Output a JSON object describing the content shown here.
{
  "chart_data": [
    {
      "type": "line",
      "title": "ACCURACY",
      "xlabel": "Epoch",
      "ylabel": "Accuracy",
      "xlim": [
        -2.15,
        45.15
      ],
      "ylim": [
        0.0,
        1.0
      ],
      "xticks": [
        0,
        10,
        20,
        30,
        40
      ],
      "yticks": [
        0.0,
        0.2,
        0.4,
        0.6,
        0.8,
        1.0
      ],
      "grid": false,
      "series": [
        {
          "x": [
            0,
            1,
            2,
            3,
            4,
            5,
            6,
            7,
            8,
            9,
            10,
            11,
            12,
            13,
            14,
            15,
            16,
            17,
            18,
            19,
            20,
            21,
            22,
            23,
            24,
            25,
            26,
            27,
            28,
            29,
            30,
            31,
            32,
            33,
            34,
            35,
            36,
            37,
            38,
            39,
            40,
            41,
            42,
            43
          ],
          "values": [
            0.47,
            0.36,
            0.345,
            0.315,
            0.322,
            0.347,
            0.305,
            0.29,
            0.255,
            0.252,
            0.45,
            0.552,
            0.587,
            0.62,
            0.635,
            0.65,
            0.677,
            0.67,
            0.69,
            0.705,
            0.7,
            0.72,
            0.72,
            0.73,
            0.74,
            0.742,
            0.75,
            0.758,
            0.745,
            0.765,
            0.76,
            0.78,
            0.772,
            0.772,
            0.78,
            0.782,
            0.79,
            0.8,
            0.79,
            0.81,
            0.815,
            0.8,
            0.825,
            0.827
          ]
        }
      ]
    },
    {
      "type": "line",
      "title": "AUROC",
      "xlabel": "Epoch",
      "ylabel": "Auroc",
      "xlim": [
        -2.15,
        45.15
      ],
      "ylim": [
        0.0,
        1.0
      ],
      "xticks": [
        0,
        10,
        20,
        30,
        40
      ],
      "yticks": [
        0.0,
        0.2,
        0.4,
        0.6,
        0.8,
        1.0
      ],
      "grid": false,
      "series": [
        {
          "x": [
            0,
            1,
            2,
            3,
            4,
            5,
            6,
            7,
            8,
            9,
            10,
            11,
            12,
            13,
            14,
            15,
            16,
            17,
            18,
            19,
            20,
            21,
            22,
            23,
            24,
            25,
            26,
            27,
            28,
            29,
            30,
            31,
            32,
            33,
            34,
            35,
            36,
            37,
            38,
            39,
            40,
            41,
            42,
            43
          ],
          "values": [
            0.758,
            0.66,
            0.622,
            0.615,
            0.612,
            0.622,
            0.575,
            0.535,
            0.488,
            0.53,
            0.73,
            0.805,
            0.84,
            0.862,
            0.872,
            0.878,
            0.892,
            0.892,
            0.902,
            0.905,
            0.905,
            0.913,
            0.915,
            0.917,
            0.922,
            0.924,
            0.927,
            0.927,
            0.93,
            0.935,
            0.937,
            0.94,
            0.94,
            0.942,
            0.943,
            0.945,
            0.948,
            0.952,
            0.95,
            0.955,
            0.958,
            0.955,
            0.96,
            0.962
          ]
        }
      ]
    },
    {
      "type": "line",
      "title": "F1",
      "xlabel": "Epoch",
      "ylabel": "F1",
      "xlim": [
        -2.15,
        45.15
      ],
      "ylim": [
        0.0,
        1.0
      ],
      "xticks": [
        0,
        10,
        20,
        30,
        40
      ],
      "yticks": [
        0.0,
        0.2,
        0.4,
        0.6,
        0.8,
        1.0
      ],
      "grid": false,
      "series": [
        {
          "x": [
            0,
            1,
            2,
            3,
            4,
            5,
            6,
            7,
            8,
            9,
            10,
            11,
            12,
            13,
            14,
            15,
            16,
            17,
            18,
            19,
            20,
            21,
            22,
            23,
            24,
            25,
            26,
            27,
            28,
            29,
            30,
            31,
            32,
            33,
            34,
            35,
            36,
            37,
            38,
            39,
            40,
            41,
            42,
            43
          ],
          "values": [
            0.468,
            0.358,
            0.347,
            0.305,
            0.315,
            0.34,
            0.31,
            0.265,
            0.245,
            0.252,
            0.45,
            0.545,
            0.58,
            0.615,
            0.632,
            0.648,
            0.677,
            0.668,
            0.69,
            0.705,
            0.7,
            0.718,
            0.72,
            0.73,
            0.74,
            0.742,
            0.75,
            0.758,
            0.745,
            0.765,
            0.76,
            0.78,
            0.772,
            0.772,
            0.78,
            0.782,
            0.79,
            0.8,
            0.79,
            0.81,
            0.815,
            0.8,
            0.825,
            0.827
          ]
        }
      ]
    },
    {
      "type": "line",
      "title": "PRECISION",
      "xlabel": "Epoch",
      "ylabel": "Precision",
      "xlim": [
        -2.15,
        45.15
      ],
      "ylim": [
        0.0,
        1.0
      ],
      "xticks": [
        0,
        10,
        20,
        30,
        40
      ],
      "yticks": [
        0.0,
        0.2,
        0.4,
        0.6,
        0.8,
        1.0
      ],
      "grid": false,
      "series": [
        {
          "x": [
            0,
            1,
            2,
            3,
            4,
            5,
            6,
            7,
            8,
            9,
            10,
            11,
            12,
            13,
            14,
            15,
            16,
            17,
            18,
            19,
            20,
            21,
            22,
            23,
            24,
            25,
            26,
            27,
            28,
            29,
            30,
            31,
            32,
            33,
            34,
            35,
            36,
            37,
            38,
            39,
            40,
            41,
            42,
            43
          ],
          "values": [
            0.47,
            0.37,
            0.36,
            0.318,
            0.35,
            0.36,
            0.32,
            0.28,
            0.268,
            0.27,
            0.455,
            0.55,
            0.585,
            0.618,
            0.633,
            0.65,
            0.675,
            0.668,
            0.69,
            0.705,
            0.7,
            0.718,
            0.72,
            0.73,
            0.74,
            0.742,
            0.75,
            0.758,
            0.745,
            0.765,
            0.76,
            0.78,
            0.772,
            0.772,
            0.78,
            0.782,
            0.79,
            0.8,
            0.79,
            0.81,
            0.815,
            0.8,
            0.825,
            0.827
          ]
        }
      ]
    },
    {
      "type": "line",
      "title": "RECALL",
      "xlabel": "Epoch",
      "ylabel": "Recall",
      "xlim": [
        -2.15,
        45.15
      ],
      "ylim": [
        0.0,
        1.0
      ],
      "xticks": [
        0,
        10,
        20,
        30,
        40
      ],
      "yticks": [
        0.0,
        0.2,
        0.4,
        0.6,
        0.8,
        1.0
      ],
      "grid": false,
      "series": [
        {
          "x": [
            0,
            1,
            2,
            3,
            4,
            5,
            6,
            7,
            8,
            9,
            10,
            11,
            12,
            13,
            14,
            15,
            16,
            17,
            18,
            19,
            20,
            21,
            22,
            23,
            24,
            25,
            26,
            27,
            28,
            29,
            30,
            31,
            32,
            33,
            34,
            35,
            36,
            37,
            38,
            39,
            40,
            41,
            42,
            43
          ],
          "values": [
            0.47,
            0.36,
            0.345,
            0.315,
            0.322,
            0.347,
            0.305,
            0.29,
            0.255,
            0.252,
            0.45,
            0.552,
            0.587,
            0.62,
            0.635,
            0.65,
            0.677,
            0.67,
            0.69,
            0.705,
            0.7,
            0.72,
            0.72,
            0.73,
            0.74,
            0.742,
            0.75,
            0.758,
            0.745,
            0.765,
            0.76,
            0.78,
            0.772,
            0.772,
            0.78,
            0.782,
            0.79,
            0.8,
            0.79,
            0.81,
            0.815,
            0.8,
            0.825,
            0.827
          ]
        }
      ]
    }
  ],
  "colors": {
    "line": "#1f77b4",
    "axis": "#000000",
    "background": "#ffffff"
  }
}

◆ **CHALLENGE**:
Scan the material above. Return every line containing the string "ylabel".

◆ **EXERCISE RESPONSE**:
      "ylabel": "Accuracy",
      "ylabel": "Auroc",
      "ylabel": "F1",
      "ylabel": "Precision",
      "ylabel": "Recall",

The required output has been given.